====== DATA FOR THIS EXERCISE ======
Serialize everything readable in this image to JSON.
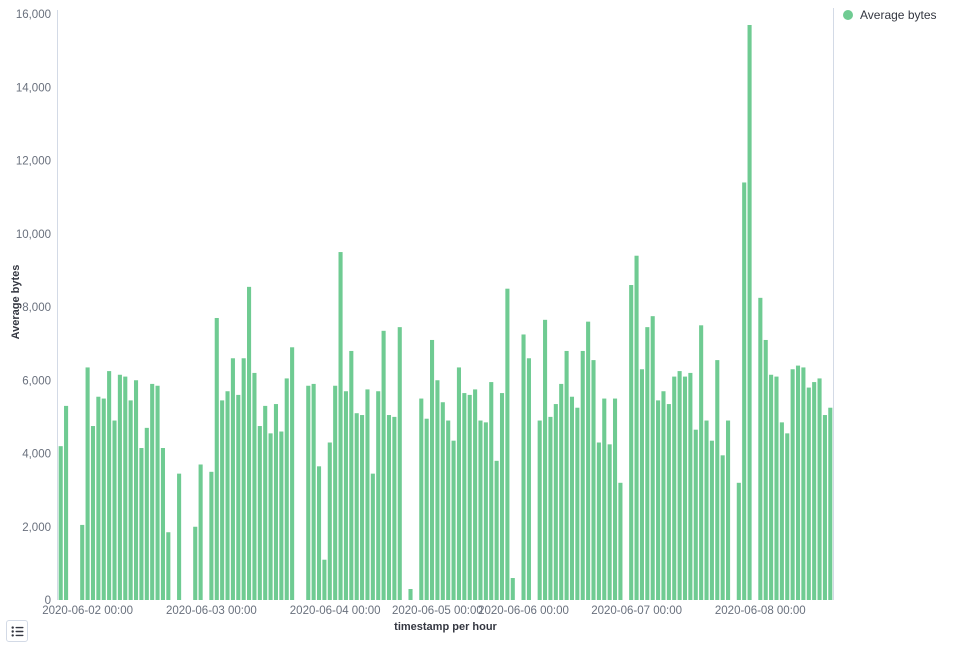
{
  "legend": {
    "label": "Average bytes",
    "color": "#6fcb92"
  },
  "y_axis": {
    "title": "Average bytes",
    "min": 0,
    "max": 16000,
    "tick_interval": 2000,
    "tick_labels": [
      "0",
      "2,000",
      "4,000",
      "6,000",
      "8,000",
      "10,000",
      "12,000",
      "14,000",
      "16,000"
    ]
  },
  "x_axis": {
    "title": "timestamp per hour"
  },
  "chart_data": {
    "type": "bar",
    "title": "",
    "xlabel": "timestamp per hour",
    "ylabel": "Average bytes",
    "ylim": [
      0,
      16000
    ],
    "grid": false,
    "legend_position": "top-right",
    "bar_color": "#6fcb92",
    "series": [
      {
        "name": "Average bytes",
        "values": [
          4200,
          5300,
          null,
          null,
          2050,
          6350,
          4750,
          5550,
          5500,
          6250,
          4900,
          6150,
          6100,
          5450,
          6000,
          4150,
          4700,
          5900,
          5850,
          4150,
          1850,
          null,
          3450,
          null,
          null,
          2000,
          3700,
          null,
          3500,
          7700,
          5450,
          5700,
          6600,
          5600,
          6600,
          8550,
          6200,
          4750,
          5300,
          4550,
          5350,
          4600,
          6050,
          6900,
          null,
          null,
          5850,
          5900,
          3650,
          1100,
          4300,
          5850,
          9500,
          5700,
          6800,
          5100,
          5050,
          5750,
          3450,
          5700,
          7350,
          5050,
          5000,
          7450,
          null,
          300,
          null,
          5500,
          4950,
          7100,
          6000,
          5400,
          4900,
          4350,
          6350,
          5650,
          5600,
          5750,
          4900,
          4850,
          5950,
          3800,
          5650,
          8500,
          600,
          null,
          7250,
          6600,
          null,
          4900,
          7650,
          5000,
          5350,
          5900,
          6800,
          5550,
          5250,
          6800,
          7600,
          6550,
          4300,
          5500,
          4250,
          5500,
          3200,
          null,
          8600,
          9400,
          6300,
          7450,
          7750,
          5450,
          5700,
          5350,
          6100,
          6250,
          6100,
          6200,
          4650,
          7500,
          4900,
          4350,
          6550,
          3950,
          4900,
          null,
          3200,
          11400,
          15700,
          null,
          8250,
          7100,
          6150,
          6100,
          4850,
          4550,
          6300,
          6400,
          6350,
          5800,
          5950,
          6050,
          5050,
          5250
        ]
      }
    ],
    "x_ticks": [
      {
        "label": "2020-06-02 00:00",
        "index": 5
      },
      {
        "label": "2020-06-03 00:00",
        "index": 28
      },
      {
        "label": "2020-06-04 00:00",
        "index": 51
      },
      {
        "label": "2020-06-05 00:00",
        "index": 70
      },
      {
        "label": "2020-06-06 00:00",
        "index": 86
      },
      {
        "label": "2020-06-07 00:00",
        "index": 107
      },
      {
        "label": "2020-06-08 00:00",
        "index": 130
      }
    ]
  },
  "controls": {
    "legend_toggle_icon": "legend-list-icon"
  }
}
======
SET EXERCISE
Go through the records above, find every line with the word "index", and list those lines.

SOLUTION BELOW
        "index": 5
        "index": 28
        "index": 51
        "index": 70
        "index": 86
        "index": 107
        "index": 130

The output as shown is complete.